Begin

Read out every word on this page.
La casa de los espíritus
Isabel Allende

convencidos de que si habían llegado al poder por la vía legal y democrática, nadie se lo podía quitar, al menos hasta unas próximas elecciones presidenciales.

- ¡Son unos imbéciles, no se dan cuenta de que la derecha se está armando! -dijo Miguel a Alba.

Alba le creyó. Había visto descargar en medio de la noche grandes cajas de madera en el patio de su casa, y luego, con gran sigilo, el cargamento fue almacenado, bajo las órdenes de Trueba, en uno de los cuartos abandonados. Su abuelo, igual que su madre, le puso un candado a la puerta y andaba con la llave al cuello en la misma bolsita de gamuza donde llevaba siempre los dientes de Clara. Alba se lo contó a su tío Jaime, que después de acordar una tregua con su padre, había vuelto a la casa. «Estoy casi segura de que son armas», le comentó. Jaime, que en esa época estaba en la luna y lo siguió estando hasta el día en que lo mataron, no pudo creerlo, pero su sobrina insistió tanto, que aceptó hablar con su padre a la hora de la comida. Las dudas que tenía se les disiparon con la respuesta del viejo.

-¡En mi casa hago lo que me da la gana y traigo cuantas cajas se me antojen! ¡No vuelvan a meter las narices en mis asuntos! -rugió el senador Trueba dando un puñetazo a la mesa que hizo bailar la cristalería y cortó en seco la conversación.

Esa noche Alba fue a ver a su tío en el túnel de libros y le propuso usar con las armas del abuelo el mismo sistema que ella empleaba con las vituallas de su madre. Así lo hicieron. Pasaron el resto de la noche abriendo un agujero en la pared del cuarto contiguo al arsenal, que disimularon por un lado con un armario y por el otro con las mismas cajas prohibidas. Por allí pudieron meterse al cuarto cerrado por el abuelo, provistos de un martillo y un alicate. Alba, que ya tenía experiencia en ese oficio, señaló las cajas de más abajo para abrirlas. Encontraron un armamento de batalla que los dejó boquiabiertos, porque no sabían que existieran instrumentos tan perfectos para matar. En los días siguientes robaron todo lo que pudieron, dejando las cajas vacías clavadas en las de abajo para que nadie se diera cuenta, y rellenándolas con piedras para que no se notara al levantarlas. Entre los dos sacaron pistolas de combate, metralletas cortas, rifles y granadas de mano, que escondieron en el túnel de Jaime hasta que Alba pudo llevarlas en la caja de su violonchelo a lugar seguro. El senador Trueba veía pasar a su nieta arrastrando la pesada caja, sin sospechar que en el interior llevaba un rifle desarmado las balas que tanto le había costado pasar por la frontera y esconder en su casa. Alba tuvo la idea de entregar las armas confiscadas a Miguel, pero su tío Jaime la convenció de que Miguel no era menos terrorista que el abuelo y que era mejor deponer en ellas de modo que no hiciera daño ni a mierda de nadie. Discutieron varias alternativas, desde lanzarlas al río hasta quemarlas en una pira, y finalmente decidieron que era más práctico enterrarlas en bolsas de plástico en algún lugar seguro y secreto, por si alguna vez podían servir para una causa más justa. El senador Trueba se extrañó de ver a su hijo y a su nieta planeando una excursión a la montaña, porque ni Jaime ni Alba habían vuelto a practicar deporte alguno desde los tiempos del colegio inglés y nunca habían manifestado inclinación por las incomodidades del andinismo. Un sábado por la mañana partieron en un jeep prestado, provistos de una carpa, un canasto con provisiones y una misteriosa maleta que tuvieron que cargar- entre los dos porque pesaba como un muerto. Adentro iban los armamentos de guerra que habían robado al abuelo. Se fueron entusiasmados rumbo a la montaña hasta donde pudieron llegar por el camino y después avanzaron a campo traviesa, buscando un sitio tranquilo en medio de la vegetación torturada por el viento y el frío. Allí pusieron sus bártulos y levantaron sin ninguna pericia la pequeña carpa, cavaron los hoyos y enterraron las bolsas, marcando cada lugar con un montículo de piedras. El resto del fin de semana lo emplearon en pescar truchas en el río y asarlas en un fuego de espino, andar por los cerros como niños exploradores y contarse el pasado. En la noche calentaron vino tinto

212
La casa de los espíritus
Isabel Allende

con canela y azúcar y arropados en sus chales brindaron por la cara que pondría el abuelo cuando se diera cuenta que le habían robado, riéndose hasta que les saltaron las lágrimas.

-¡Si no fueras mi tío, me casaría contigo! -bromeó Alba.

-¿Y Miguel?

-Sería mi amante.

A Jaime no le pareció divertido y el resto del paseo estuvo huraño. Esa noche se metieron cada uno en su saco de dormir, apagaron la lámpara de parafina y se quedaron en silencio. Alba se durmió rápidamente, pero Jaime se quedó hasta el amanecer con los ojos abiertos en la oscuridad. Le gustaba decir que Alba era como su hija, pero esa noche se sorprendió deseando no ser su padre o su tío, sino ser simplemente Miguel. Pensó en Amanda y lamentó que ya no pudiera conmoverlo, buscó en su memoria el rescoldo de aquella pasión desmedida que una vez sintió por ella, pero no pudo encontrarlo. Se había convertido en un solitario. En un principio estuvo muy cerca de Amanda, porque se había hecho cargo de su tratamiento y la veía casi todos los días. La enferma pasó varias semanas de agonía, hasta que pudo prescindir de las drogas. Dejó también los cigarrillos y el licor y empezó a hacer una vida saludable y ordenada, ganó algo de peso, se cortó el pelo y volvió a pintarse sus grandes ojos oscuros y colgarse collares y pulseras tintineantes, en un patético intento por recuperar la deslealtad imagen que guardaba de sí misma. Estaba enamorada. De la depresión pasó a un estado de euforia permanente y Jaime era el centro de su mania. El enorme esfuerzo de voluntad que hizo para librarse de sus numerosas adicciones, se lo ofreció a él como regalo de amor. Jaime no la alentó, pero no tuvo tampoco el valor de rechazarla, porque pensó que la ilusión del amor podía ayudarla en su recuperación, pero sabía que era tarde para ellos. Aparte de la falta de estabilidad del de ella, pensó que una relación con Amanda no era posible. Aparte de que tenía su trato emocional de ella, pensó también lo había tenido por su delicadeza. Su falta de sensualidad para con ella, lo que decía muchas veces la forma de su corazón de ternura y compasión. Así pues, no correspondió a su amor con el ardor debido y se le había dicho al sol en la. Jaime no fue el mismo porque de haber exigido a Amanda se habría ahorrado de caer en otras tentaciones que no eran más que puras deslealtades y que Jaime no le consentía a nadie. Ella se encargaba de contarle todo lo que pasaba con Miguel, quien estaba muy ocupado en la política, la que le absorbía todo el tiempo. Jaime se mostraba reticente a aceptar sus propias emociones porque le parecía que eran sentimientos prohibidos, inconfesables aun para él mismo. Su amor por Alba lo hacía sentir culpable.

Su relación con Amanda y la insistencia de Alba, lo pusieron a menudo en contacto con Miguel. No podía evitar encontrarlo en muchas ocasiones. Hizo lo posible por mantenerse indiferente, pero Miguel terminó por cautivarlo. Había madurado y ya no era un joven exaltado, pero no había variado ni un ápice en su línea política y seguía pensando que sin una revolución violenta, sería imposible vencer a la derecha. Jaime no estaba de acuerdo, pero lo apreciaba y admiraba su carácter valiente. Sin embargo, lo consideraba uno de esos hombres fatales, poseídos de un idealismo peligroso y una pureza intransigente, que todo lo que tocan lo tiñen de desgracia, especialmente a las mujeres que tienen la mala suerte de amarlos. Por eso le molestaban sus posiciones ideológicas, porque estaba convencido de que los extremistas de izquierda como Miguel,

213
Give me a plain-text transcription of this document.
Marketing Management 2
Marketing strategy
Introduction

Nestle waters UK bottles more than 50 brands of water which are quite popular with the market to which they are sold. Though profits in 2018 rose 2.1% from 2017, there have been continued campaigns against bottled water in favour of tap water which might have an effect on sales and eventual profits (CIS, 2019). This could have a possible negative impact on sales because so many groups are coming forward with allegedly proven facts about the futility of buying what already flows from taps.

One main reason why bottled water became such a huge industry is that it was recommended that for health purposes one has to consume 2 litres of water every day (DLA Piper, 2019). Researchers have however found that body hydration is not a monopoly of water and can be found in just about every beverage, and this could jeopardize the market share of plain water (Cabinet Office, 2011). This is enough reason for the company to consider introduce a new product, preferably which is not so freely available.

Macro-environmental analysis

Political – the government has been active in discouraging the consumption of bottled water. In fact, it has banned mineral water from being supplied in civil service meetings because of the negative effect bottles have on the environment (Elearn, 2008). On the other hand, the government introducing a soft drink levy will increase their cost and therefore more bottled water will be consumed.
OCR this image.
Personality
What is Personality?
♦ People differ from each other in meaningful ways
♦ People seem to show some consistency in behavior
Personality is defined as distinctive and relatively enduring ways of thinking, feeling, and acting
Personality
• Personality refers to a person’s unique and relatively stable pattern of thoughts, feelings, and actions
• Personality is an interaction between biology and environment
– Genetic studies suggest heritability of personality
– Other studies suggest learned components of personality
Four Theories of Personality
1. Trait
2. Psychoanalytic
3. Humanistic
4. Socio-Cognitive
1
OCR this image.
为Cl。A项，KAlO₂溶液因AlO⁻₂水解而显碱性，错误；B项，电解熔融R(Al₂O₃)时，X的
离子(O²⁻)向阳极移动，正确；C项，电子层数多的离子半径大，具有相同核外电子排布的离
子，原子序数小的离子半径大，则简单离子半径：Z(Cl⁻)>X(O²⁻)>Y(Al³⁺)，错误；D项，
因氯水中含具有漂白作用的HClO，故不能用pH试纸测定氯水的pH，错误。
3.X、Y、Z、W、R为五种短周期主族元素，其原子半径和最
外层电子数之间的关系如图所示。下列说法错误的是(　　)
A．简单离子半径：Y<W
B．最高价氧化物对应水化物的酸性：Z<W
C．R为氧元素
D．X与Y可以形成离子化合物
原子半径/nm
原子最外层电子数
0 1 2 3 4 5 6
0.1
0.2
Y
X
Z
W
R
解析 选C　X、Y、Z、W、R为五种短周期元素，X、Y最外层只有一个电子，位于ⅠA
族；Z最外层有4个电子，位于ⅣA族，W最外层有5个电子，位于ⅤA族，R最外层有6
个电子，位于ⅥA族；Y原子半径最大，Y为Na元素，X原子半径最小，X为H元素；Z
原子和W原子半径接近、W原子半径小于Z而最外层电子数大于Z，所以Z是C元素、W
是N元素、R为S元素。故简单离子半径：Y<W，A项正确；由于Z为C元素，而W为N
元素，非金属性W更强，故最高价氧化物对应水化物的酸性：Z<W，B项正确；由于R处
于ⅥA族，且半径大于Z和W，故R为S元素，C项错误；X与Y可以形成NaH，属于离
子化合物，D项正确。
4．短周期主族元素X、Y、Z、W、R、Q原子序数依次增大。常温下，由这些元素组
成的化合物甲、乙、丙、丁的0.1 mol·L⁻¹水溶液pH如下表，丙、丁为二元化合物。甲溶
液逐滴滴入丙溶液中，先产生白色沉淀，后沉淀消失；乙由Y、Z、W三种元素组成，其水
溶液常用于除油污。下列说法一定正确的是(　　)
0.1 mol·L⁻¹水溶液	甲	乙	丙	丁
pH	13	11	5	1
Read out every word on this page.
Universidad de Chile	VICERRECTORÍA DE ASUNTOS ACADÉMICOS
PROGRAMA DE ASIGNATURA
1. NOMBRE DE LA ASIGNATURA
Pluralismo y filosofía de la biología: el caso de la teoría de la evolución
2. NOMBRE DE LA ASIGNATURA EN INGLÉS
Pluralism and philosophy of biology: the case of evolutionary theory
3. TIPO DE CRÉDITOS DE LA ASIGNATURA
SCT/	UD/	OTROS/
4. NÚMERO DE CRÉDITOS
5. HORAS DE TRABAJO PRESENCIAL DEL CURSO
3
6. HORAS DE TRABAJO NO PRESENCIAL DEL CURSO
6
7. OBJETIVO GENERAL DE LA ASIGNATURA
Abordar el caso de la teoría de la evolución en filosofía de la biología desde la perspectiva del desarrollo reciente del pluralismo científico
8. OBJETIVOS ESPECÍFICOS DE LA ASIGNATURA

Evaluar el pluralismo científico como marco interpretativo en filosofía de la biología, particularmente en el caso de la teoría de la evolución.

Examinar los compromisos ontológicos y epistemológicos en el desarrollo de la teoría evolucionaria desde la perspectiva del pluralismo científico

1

End

-- Short exercise --
Gather each line of the listing that holds the string "could".

-- Complete answer --
Nestle waters UK bottles more than 50 brands of water which are quite popular with the market to which they are sold. Though profits in 2018 rose 2.1% from 2017, there have been continued campaigns against bottled water in favour of tap water which might have an effect on sales and eventual profits (CIS, 2019). This could have a possible negative impact on sales because so many groups are coming forward with allegedly proven facts about the futility of buying what already flows from taps.
One main reason why bottled water became such a huge industry is that it was recommended that for health purposes one has to consume 2 litres of water every day (DLA Piper, 2019). Researchers have however found that body hydration is not a monopoly of water and can be found in just about every beverage, and this could jeopardize the market share of plain water (Cabinet Office, 2011). This is enough reason for the company to consider introduce a new product, preferably which is not so freely available.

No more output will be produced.